Extracted records
>>>
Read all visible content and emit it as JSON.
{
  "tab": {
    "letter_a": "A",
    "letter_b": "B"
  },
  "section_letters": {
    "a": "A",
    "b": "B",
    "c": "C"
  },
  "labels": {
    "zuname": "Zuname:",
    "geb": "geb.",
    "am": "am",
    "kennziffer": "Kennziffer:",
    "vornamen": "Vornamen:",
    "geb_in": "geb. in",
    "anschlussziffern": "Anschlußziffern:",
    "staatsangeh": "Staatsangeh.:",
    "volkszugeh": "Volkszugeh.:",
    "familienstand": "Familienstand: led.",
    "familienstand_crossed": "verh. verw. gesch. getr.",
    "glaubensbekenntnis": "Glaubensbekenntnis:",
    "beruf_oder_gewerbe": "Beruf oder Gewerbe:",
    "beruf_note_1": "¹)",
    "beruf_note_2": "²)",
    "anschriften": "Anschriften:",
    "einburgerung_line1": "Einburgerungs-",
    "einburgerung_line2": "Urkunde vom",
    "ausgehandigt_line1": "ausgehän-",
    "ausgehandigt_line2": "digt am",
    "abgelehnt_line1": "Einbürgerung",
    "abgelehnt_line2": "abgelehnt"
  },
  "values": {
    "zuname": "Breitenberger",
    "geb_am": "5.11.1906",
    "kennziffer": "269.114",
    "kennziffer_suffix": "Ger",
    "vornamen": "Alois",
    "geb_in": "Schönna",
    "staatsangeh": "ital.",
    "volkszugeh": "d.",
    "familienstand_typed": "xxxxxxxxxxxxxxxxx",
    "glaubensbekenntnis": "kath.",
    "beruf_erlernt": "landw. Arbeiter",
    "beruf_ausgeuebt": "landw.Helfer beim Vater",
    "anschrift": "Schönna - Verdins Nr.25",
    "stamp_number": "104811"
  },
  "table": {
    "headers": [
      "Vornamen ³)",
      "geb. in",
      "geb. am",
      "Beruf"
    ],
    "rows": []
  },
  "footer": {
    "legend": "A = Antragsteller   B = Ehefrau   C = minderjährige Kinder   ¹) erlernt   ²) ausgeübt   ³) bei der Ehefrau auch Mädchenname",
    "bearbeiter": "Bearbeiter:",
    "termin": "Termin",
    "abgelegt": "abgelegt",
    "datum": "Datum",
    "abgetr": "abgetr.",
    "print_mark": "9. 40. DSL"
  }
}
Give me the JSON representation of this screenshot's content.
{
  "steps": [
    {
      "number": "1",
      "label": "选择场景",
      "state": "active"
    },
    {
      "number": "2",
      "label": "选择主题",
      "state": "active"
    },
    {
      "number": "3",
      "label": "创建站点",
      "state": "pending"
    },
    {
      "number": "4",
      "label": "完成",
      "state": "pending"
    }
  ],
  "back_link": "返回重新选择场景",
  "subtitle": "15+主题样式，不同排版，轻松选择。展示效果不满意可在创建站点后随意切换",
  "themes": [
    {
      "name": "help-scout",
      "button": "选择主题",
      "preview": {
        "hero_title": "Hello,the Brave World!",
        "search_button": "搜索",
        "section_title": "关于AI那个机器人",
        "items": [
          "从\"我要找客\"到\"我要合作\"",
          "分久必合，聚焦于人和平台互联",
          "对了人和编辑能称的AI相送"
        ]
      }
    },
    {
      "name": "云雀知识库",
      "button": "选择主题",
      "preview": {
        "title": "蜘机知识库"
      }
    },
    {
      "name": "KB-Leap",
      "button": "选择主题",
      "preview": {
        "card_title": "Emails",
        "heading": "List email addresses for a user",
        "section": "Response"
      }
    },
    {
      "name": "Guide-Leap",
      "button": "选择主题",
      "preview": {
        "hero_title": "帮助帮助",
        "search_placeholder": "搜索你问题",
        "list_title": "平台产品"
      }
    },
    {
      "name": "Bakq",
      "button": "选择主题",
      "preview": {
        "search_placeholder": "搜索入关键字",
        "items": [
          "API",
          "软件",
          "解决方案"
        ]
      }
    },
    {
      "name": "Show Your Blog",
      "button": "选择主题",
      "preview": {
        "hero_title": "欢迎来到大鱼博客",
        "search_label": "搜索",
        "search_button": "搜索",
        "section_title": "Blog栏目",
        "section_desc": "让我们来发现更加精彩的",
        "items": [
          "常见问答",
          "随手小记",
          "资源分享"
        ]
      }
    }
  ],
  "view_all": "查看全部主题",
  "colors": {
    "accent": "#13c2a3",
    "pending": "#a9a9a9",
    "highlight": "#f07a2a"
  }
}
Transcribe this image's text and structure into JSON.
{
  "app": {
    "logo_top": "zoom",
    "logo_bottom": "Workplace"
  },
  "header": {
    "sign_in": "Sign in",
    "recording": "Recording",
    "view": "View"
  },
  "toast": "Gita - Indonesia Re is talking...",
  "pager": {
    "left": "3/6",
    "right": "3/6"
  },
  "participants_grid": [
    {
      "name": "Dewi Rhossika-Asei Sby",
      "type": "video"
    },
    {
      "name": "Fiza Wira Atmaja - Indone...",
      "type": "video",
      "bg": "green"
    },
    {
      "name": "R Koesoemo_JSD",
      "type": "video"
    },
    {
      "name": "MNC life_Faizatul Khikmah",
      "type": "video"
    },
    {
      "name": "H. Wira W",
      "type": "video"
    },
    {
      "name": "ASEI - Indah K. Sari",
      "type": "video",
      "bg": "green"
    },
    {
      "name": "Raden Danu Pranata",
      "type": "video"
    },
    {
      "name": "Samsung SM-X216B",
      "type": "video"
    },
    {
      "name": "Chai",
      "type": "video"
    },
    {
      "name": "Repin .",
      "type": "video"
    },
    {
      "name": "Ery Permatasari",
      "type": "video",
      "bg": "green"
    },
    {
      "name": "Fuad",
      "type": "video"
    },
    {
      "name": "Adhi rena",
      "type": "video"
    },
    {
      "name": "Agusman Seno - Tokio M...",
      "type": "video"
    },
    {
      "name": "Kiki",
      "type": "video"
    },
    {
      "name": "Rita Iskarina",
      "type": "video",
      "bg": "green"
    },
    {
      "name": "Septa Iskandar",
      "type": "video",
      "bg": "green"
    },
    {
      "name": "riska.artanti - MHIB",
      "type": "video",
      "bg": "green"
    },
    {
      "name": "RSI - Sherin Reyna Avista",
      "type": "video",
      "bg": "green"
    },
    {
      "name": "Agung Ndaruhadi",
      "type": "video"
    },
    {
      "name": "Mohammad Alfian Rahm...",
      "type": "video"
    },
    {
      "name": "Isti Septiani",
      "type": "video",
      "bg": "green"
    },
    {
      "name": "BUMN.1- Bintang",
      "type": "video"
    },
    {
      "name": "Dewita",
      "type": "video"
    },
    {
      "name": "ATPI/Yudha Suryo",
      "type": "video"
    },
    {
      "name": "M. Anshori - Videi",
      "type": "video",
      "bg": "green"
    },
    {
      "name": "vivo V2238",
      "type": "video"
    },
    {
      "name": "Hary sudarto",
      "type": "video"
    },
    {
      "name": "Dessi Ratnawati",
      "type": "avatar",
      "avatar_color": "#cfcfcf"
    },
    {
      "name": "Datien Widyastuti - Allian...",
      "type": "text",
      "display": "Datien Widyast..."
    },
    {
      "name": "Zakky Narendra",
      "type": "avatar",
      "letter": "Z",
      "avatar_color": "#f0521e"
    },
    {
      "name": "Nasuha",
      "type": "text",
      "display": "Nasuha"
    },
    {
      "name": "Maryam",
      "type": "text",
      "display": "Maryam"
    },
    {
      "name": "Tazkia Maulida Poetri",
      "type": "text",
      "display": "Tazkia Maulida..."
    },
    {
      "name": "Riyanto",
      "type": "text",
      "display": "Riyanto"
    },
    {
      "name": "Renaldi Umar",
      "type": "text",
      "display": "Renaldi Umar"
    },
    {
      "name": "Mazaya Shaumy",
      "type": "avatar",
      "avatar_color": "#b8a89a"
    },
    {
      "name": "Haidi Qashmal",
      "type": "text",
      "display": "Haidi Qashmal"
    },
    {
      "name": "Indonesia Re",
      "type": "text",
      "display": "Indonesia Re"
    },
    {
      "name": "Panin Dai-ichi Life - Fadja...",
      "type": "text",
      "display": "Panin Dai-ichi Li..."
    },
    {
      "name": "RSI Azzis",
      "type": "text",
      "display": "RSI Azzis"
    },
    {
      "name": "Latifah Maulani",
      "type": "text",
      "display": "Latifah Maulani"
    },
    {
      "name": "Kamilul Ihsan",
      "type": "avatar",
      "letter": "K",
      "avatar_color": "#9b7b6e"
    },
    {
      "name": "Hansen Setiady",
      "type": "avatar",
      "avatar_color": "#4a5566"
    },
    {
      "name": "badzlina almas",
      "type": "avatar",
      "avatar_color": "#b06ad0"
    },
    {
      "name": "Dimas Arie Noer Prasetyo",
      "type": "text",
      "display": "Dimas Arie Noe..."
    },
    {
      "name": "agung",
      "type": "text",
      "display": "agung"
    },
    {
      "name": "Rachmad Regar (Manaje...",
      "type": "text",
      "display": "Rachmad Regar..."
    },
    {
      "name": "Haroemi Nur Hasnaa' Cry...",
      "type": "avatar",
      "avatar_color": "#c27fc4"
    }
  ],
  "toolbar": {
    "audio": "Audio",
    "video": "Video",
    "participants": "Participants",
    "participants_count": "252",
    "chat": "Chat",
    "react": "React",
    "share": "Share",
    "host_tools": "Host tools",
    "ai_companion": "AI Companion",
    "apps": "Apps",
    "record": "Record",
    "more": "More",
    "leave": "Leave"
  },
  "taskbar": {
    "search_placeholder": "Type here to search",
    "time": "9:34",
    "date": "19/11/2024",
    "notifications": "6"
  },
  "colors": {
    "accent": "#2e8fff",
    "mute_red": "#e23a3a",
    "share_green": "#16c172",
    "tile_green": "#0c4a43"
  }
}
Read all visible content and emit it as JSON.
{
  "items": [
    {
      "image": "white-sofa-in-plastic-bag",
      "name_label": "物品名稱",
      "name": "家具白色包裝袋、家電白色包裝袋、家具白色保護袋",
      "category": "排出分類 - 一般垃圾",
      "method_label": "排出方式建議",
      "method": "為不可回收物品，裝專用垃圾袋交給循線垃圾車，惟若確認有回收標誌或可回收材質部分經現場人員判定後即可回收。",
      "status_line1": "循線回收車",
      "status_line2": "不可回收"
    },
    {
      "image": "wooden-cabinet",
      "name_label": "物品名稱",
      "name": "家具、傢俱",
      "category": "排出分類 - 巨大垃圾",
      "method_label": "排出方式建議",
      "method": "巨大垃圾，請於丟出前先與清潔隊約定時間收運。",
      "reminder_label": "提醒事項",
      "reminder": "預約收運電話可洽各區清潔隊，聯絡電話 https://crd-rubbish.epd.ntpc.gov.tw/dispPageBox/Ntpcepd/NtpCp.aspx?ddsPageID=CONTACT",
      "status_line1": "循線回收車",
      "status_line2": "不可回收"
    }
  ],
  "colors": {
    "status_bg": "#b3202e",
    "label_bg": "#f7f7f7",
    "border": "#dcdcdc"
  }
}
<<<
Exercise:
Count how many lines of the listing above include "Arie" and report that number alone.

Correct answer:
2